▶ _Extracted data entries_

>> BEGIN

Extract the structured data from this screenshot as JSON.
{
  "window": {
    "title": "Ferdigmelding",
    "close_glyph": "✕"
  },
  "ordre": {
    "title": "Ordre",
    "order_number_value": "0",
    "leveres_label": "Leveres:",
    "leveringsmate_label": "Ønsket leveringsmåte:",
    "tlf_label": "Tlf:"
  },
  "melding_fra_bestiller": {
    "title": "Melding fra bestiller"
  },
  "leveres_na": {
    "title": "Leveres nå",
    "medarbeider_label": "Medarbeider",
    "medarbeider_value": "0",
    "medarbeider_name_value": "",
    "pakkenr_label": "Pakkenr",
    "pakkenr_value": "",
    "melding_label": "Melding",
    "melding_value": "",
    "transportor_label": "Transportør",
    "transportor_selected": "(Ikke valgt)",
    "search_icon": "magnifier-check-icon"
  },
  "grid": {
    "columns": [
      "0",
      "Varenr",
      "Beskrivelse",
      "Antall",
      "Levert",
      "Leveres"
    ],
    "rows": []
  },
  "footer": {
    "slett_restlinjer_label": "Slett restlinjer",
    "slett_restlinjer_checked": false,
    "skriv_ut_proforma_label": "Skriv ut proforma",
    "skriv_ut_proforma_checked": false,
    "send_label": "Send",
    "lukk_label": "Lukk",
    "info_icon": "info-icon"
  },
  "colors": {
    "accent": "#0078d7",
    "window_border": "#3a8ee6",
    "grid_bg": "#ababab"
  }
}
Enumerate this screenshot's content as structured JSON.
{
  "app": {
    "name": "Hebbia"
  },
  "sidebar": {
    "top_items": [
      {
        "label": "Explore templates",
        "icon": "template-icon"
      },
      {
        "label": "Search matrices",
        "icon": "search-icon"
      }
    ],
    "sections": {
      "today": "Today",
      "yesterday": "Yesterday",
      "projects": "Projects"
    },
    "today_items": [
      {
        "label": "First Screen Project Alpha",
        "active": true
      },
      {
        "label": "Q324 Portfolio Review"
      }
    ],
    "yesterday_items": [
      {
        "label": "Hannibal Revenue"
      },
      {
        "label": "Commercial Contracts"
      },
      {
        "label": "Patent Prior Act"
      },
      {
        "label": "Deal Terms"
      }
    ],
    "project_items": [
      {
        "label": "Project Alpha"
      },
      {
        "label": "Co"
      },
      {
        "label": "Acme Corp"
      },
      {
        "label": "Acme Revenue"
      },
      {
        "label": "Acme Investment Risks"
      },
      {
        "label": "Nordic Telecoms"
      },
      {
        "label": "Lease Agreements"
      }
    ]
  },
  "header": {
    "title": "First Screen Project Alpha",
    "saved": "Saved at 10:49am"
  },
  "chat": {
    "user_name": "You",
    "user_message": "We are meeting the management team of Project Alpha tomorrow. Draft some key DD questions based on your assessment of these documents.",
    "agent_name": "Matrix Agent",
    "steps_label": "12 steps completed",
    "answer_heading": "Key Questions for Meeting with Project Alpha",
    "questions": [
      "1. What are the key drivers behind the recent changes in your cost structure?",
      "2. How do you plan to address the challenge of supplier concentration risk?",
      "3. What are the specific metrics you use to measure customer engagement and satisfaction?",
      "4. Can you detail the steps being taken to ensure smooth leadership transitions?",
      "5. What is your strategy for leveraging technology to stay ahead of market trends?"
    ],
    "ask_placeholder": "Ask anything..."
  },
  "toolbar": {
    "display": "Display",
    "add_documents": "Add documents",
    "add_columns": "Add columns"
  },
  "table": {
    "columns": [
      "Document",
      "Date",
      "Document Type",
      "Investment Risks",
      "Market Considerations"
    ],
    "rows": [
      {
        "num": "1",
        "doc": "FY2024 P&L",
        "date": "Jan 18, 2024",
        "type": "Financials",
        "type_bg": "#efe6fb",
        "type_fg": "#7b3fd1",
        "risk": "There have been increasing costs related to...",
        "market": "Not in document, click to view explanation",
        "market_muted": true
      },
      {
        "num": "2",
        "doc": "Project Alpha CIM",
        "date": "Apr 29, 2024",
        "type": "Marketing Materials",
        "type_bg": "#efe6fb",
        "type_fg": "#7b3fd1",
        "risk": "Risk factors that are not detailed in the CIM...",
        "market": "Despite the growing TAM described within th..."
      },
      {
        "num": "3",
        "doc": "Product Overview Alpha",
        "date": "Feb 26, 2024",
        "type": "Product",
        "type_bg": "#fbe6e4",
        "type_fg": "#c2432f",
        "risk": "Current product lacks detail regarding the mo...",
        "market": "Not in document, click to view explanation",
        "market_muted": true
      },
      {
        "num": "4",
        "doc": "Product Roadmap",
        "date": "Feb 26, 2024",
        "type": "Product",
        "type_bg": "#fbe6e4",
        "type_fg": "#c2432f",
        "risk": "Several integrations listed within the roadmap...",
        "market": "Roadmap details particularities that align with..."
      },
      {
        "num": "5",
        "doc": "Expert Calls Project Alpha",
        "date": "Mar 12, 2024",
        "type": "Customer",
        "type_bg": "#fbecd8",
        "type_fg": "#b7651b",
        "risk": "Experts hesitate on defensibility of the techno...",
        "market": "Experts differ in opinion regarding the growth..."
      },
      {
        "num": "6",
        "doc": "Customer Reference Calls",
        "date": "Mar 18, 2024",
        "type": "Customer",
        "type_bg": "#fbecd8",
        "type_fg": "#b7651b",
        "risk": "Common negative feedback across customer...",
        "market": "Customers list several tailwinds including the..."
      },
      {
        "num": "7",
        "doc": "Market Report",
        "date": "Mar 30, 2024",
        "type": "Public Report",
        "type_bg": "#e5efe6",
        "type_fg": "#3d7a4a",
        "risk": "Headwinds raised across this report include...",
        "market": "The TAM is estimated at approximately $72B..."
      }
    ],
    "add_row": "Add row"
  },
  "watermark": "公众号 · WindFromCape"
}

>> END

Write the whole listing out again. Keep every line exactly as it is.

▶ _SOLVED EXERCISE_
Extract the structured data from this screenshot as JSON.
{
  "window": {
    "title": "Ferdigmelding",
    "close_glyph": "✕"
  },
  "ordre": {
    "title": "Ordre",
    "order_number_value": "0",
    "leveres_label": "Leveres:",
    "leveringsmate_label": "Ønsket leveringsmåte:",
    "tlf_label": "Tlf:"
  },
  "melding_fra_bestiller": {
    "title": "Melding fra bestiller"
  },
  "leveres_na": {
    "title": "Leveres nå",
    "medarbeider_label": "Medarbeider",
    "medarbeider_value": "0",
    "medarbeider_name_value": "",
    "pakkenr_label": "Pakkenr",
    "pakkenr_value": "",
    "melding_label": "Melding",
    "melding_value": "",
    "transportor_label": "Transportør",
    "transportor_selected": "(Ikke valgt)",
    "search_icon": "magnifier-check-icon"
  },
  "grid": {
    "columns": [
      "0",
      "Varenr",
      "Beskrivelse",
      "Antall",
      "Levert",
      "Leveres"
    ],
    "rows": []
  },
  "footer": {
    "slett_restlinjer_label": "Slett restlinjer",
    "slett_restlinjer_checked": false,
    "skriv_ut_proforma_label": "Skriv ut proforma",
    "skriv_ut_proforma_checked": false,
    "send_label": "Send",
    "lukk_label": "Lukk",
    "info_icon": "info-icon"
  },
  "colors": {
    "accent": "#0078d7",
    "window_border": "#3a8ee6",
    "grid_bg": "#ababab"
  }
}
Enumerate this screenshot's content as structured JSON.
{
  "app": {
    "name": "Hebbia"
  },
  "sidebar": {
    "top_items": [
      {
        "label": "Explore templates",
        "icon": "template-icon"
      },
      {
        "label": "Search matrices",
        "icon": "search-icon"
      }
    ],
    "sections": {
      "today": "Today",
      "yesterday": "Yesterday",
      "projects": "Projects"
    },
    "today_items": [
      {
        "label": "First Screen Project Alpha",
        "active": true
      },
      {
        "label": "Q324 Portfolio Review"
      }
    ],
    "yesterday_items": [
      {
        "label": "Hannibal Revenue"
      },
      {
        "label": "Commercial Contracts"
      },
      {
        "label": "Patent Prior Act"
      },
      {
        "label": "Deal Terms"
      }
    ],
    "project_items": [
      {
        "label": "Project Alpha"
      },
      {
        "label": "Co"
      },
      {
        "label": "Acme Corp"
      },
      {
        "label": "Acme Revenue"
      },
      {
        "label": "Acme Investment Risks"
      },
      {
        "label": "Nordic Telecoms"
      },
      {
        "label": "Lease Agreements"
      }
    ]
  },
  "header": {
    "title": "First Screen Project Alpha",
    "saved": "Saved at 10:49am"
  },
  "chat": {
    "user_name": "You",
    "user_message": "We are meeting the management team of Project Alpha tomorrow. Draft some key DD questions based on your assessment of these documents.",
    "agent_name": "Matrix Agent",
    "steps_label": "12 steps completed",
    "answer_heading": "Key Questions for Meeting with Project Alpha",
    "questions": [
      "1. What are the key drivers behind the recent changes in your cost structure?",
      "2. How do you plan to address the challenge of supplier concentration risk?",
      "3. What are the specific metrics you use to measure customer engagement and satisfaction?",
      "4. Can you detail the steps being taken to ensure smooth leadership transitions?",
      "5. What is your strategy for leveraging technology to stay ahead of market trends?"
    ],
    "ask_placeholder": "Ask anything..."
  },
  "toolbar": {
    "display": "Display",
    "add_documents": "Add documents",
    "add_columns": "Add columns"
  },
  "table": {
    "columns": [
      "Document",
      "Date",
      "Document Type",
      "Investment Risks",
      "Market Considerations"
    ],
    "rows": [
      {
        "num": "1",
        "doc": "FY2024 P&L",
        "date": "Jan 18, 2024",
        "type": "Financials",
        "type_bg": "#efe6fb",
        "type_fg": "#7b3fd1",
        "risk": "There have been increasing costs related to...",
        "market": "Not in document, click to view explanation",
        "market_muted": true
      },
      {
        "num": "2",
        "doc": "Project Alpha CIM",
        "date": "Apr 29, 2024",
        "type": "Marketing Materials",
        "type_bg": "#efe6fb",
        "type_fg": "#7b3fd1",
        "risk": "Risk factors that are not detailed in the CIM...",
        "market": "Despite the growing TAM described within th..."
      },
      {
        "num": "3",
        "doc": "Product Overview Alpha",
        "date": "Feb 26, 2024",
        "type": "Product",
        "type_bg": "#fbe6e4",
        "type_fg": "#c2432f",
        "risk": "Current product lacks detail regarding the mo...",
        "market": "Not in document, click to view explanation",
        "market_muted": true
      },
      {
        "num": "4",
        "doc": "Product Roadmap",
        "date": "Feb 26, 2024",
        "type": "Product",
        "type_bg": "#fbe6e4",
        "type_fg": "#c2432f",
        "risk": "Several integrations listed within the roadmap...",
        "market": "Roadmap details particularities that align with..."
      },
      {
        "num": "5",
        "doc": "Expert Calls Project Alpha",
        "date": "Mar 12, 2024",
        "type": "Customer",
        "type_bg": "#fbecd8",
        "type_fg": "#b7651b",
        "risk": "Experts hesitate on defensibility of the techno...",
        "market": "Experts differ in opinion regarding the growth..."
      },
      {
        "num": "6",
        "doc": "Customer Reference Calls",
        "date": "Mar 18, 2024",
        "type": "Customer",
        "type_bg": "#fbecd8",
        "type_fg": "#b7651b",
        "risk": "Common negative feedback across customer...",
        "market": "Customers list several tailwinds including the..."
      },
      {
        "num": "7",
        "doc": "Market Report",
        "date": "Mar 30, 2024",
        "type": "Public Report",
        "type_bg": "#e5efe6",
        "type_fg": "#3d7a4a",
        "risk": "Headwinds raised across this report include...",
        "market": "The TAM is estimated at approximately $72B..."
      }
    ],
    "add_row": "Add row"
  },
  "watermark": "公众号 · WindFromCape"
}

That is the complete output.